Extracted information
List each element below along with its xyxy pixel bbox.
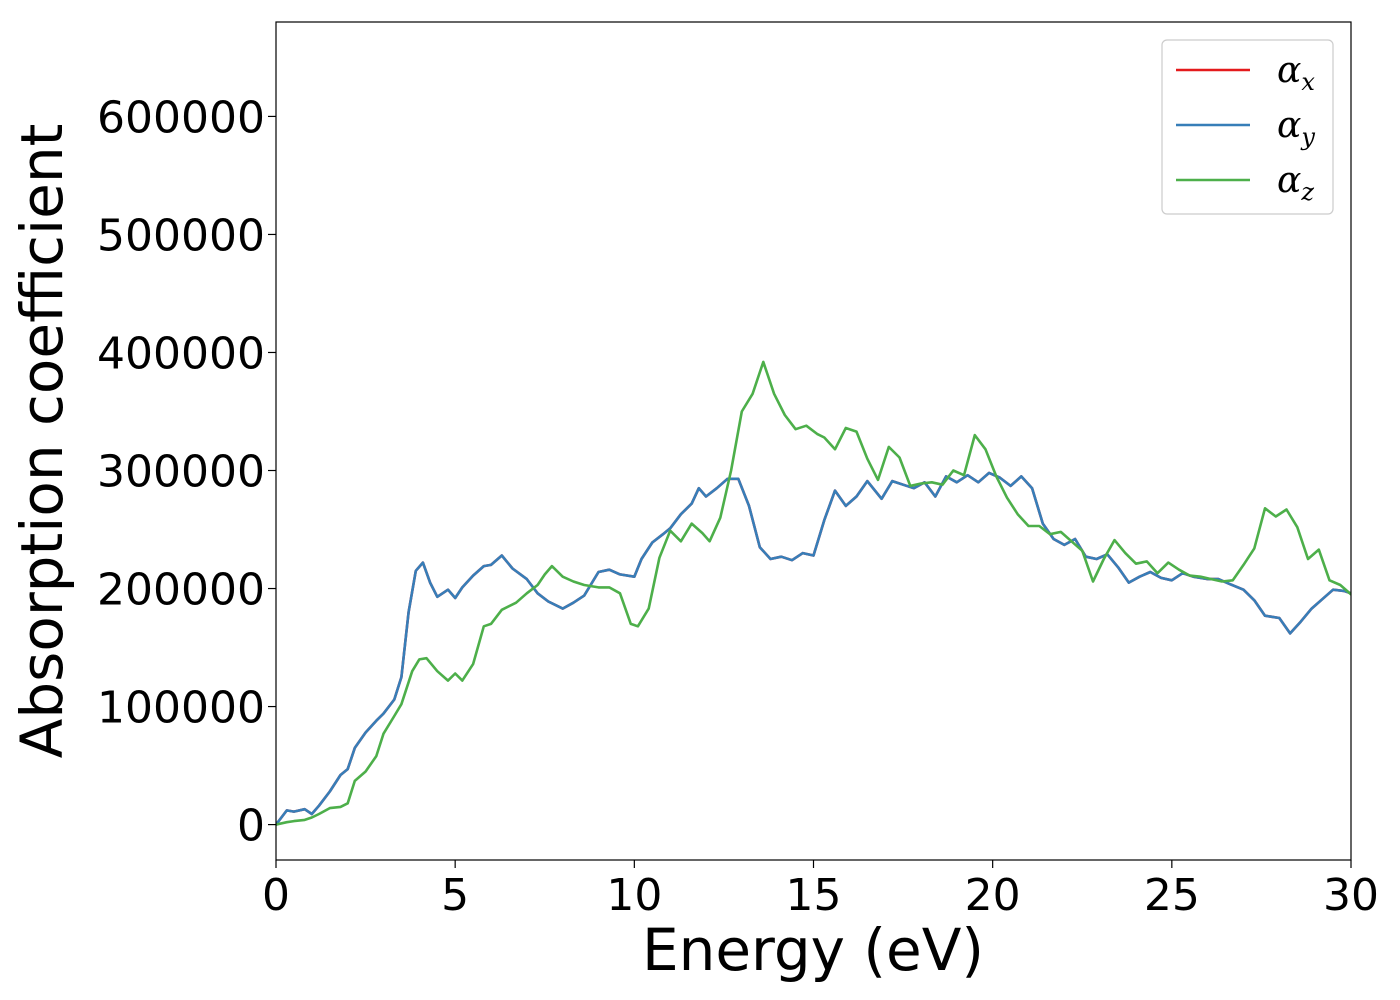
y-tick-label: 600000 <box>97 92 265 143</box>
series-line-z <box>276 360 1351 826</box>
legend-frame <box>1161 39 1334 215</box>
y-tick-label: 200000 <box>97 565 265 616</box>
y-axis: 0 100000 200000 300000 400000 500000 600000 <box>97 92 276 852</box>
x-tick-label: 15 <box>786 870 842 921</box>
x-tick-label: 20 <box>965 870 1021 921</box>
x-tick-label: 30 <box>1323 870 1379 921</box>
x-axis-label: Energy (eV) <box>642 916 984 984</box>
x-tick-label: 10 <box>606 870 662 921</box>
y-tick-label: 500000 <box>97 210 265 261</box>
y-tick-label: 100000 <box>97 683 265 734</box>
y-tick-label: 400000 <box>97 328 265 379</box>
x-tick-label: 25 <box>1144 870 1200 921</box>
series-layer <box>276 360 1351 826</box>
y-tick-label: 0 <box>237 801 265 852</box>
y-axis-label: Absorption coefficient <box>8 124 76 759</box>
x-tick-label: 5 <box>441 870 469 921</box>
x-axis: 0 5 10 15 20 25 30 <box>262 860 1379 921</box>
y-tick-label: 300000 <box>97 447 265 498</box>
series-line-y <box>276 471 1351 826</box>
x-tick-label: 0 <box>262 870 290 921</box>
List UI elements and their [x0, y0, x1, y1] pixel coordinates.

Work required
Quote word for word the part of the records above that opens with the line containing "y-tick-label: 600000 <box>97 92 265 143</box>" and runs through the end of the records, including both ends.

Response below
y-tick-label: 600000 <box>97 92 265 143</box>
series-line-z <box>276 360 1351 826</box>
legend-frame <box>1161 39 1334 215</box>
y-tick-label: 200000 <box>97 565 265 616</box>
y-axis: 0 100000 200000 300000 400000 500000 600000 <box>97 92 276 852</box>
x-tick-label: 15 <box>786 870 842 921</box>
x-tick-label: 20 <box>965 870 1021 921</box>
x-tick-label: 30 <box>1323 870 1379 921</box>
x-axis-label: Energy (eV) <box>642 916 984 984</box>
x-tick-label: 10 <box>606 870 662 921</box>
y-tick-label: 500000 <box>97 210 265 261</box>
y-tick-label: 100000 <box>97 683 265 734</box>
y-tick-label: 400000 <box>97 328 265 379</box>
x-tick-label: 25 <box>1144 870 1200 921</box>
series-layer <box>276 360 1351 826</box>
y-tick-label: 0 <box>237 801 265 852</box>
y-axis-label: Absorption coefficient <box>8 124 76 759</box>
x-tick-label: 5 <box>441 870 469 921</box>
x-axis: 0 5 10 15 20 25 30 <box>262 860 1379 921</box>
y-tick-label: 300000 <box>97 447 265 498</box>
series-line-y <box>276 471 1351 826</box>
x-tick-label: 0 <box>262 870 290 921</box>
List UI elements and their [x0, y0, x1, y1] pixel coordinates.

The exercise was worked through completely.